## STATED GOAL:
All records below must be retyped exactly.

## EXTRACTED MATERIAL:
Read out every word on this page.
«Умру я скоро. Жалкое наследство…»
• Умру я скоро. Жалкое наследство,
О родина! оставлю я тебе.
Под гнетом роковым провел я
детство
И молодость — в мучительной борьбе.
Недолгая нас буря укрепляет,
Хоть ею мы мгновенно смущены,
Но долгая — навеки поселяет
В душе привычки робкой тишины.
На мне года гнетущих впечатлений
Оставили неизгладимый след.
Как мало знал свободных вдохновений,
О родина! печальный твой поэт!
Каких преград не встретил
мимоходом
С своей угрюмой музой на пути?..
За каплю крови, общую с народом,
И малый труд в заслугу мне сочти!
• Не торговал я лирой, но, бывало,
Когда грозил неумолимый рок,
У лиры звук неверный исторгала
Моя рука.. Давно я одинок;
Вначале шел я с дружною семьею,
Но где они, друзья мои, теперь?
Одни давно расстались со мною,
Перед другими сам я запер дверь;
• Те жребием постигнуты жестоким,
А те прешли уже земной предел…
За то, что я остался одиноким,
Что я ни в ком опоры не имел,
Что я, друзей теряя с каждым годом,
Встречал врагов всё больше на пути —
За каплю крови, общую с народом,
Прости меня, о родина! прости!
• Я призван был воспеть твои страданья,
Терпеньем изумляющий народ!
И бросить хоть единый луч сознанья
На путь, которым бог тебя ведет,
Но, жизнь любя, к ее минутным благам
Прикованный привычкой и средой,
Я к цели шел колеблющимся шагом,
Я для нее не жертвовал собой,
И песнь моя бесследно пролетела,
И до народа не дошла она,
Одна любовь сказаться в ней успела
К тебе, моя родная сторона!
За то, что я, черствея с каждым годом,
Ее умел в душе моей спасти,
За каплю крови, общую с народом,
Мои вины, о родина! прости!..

## ANSWER TO THE PROBLEM:
Read out every word on this page.
«Умру я скоро. Жалкое наследство…»
• Умру я скоро. Жалкое наследство,
О родина! оставлю я тебе.
Под гнетом роковым провел я
детство
И молодость — в мучительной борьбе.
Недолгая нас буря укрепляет,
Хоть ею мы мгновенно смущены,
Но долгая — навеки поселяет
В душе привычки робкой тишины.
На мне года гнетущих впечатлений
Оставили неизгладимый след.
Как мало знал свободных вдохновений,
О родина! печальный твой поэт!
Каких преград не встретил
мимоходом
С своей угрюмой музой на пути?..
За каплю крови, общую с народом,
И малый труд в заслугу мне сочти!
• Не торговал я лирой, но, бывало,
Когда грозил неумолимый рок,
У лиры звук неверный исторгала
Моя рука.. Давно я одинок;
Вначале шел я с дружною семьею,
Но где они, друзья мои, теперь?
Одни давно расстались со мною,
Перед другими сам я запер дверь;
• Те жребием постигнуты жестоким,
А те прешли уже земной предел…
За то, что я остался одиноким,
Что я ни в ком опоры не имел,
Что я, друзей теряя с каждым годом,
Встречал врагов всё больше на пути —
За каплю крови, общую с народом,
Прости меня, о родина! прости!
• Я призван был воспеть твои страданья,
Терпеньем изумляющий народ!
И бросить хоть единый луч сознанья
На путь, которым бог тебя ведет,
Но, жизнь любя, к ее минутным благам
Прикованный привычкой и средой,
Я к цели шел колеблющимся шагом,
Я для нее не жертвовал собой,
И песнь моя бесследно пролетела,
И до народа не дошла она,
Одна любовь сказаться в ней успела
К тебе, моя родная сторона!
За то, что я, черствея с каждым годом,
Ее умел в душе моей спасти,
За каплю крови, общую с народом,
Мои вины, о родина! прости!..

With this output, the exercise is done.